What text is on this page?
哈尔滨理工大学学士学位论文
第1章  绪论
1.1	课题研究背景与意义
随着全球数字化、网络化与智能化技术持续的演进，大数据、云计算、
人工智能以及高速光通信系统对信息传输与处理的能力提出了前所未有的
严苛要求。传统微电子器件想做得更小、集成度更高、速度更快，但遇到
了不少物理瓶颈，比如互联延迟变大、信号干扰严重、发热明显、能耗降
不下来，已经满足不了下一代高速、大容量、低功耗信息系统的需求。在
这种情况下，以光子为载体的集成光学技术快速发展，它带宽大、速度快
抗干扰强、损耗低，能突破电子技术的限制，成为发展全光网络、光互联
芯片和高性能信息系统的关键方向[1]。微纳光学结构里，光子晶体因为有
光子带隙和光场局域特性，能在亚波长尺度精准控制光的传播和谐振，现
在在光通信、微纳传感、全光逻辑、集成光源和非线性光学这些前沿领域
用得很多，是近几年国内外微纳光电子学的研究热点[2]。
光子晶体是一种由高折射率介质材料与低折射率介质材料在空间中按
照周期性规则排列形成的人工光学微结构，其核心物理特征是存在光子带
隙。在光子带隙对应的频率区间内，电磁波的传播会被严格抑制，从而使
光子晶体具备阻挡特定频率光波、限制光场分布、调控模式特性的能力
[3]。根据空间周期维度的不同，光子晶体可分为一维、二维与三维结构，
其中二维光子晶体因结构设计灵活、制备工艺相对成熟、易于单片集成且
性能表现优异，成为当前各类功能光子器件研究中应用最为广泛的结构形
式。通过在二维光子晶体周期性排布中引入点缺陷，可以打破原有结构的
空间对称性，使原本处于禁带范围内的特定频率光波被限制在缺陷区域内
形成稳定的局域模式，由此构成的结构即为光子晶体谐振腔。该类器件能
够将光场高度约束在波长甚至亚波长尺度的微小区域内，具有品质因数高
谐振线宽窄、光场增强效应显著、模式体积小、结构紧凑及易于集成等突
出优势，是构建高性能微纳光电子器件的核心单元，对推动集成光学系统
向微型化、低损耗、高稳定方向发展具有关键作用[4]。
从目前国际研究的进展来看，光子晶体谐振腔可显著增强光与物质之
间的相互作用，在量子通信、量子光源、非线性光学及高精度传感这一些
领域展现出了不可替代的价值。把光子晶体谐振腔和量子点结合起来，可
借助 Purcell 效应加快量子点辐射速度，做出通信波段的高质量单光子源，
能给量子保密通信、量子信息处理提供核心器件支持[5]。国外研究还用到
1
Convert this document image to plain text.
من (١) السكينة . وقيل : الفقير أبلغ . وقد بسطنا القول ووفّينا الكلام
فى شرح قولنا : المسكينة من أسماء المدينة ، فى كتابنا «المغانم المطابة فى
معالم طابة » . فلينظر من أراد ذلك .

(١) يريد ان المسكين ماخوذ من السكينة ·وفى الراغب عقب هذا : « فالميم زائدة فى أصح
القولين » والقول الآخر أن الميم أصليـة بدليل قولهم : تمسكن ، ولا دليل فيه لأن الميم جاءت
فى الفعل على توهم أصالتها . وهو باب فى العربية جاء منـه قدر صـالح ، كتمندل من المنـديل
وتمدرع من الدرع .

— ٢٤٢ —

++++

■ The request:
Extract all lines of the records above that include "this".

■ Answer to the task:
What text is on this page?
Convert this document image to plain text.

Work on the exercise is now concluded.